• Stored items from a collection
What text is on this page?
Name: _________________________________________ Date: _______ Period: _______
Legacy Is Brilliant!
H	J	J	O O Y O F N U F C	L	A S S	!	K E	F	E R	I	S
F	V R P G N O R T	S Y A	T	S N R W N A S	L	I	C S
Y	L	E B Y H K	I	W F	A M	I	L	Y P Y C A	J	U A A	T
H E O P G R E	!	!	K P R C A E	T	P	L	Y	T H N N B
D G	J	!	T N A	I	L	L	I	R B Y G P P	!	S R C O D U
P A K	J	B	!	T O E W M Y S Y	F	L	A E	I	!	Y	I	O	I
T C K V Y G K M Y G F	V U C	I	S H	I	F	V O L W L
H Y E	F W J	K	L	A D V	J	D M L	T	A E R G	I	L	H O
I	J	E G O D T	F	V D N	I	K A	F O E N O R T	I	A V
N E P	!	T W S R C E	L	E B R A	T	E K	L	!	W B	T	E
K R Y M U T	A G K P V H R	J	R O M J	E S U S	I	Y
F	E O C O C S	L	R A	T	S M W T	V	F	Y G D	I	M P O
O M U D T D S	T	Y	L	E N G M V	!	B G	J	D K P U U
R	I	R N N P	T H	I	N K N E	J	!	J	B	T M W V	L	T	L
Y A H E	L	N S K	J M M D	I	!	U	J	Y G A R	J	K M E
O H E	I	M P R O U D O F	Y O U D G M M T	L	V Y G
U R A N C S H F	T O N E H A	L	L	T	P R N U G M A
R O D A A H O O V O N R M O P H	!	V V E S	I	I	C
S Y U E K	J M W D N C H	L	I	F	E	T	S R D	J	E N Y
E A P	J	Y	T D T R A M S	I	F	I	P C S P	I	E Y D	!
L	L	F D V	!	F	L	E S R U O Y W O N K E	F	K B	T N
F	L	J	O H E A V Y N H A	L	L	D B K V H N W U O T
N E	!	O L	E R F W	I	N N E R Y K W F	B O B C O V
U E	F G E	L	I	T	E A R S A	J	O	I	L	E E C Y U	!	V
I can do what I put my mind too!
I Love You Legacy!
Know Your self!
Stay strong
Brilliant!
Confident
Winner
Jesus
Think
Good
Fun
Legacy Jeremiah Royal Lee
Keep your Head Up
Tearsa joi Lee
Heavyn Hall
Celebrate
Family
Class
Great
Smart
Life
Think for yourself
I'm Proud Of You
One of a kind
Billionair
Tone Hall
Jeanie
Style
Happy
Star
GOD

• Written instruction
Write out the records shown above, exactly as they appear.

• Response below
What text is on this page?
Name: _________________________________________ Date: _______ Period: _______
Legacy Is Brilliant!
H	J	J	O O Y O F N U F C	L	A S S	!	K E	F	E R	I	S
F	V R P G N O R T	S Y A	T	S N R W N A S	L	I	C S
Y	L	E B Y H K	I	W F	A M	I	L	Y P Y C A	J	U A A	T
H E O P G R E	!	!	K P R C A E	T	P	L	Y	T H N N B
D G	J	!	T N A	I	L	L	I	R B Y G P P	!	S R C O D U
P A K	J	B	!	T O E W M Y S Y	F	L	A E	I	!	Y	I	O	I
T C K V Y G K M Y G F	V U C	I	S H	I	F	V O L W L
H Y E	F W J	K	L	A D V	J	D M L	T	A E R G	I	L	H O
I	J	E G O D T	F	V D N	I	K A	F O E N O R T	I	A V
N E P	!	T W S R C E	L	E B R A	T	E K	L	!	W B	T	E
K R Y M U T	A G K P V H R	J	R O M J	E S U S	I	Y
F	E O C O C S	L	R A	T	S M W T	V	F	Y G D	I	M P O
O M U D T D S	T	Y	L	E N G M V	!	B G	J	D K P U U
R	I	R N N P	T H	I	N K N E	J	!	J	B	T M W V	L	T	L
Y A H E	L	N S K	J M M D	I	!	U	J	Y G A R	J	K M E
O H E	I	M P R O U D O F	Y O U D G M M T	L	V Y G
U R A N C S H F	T O N E H A	L	L	T	P R N U G M A
R O D A A H O O V O N R M O P H	!	V V E S	I	I	C
S Y U E K	J M W D N C H	L	I	F	E	T	S R D	J	E N Y
E A P	J	Y	T D T R A M S	I	F	I	P C S P	I	E Y D	!
L	L	F D V	!	F	L	E S R U O Y W O N K E	F	K B	T N
F	L	J	O H E A V Y N H A	L	L	D B K V H N W U O T
N E	!	O L	E R F W	I	N N E R Y K W F	B O B C O V
U E	F G E	L	I	T	E A R S A	J	O	I	L	E E C Y U	!	V
I can do what I put my mind too!
I Love You Legacy!
Know Your self!
Stay strong
Brilliant!
Confident
Winner
Jesus
Think
Good
Fun
Legacy Jeremiah Royal Lee
Keep your Head Up
Tearsa joi Lee
Heavyn Hall
Celebrate
Family
Class
Great
Smart
Life
Think for yourself
I'm Proud Of You
One of a kind
Billionair
Tone Hall
Jeanie
Style
Happy
Star
GOD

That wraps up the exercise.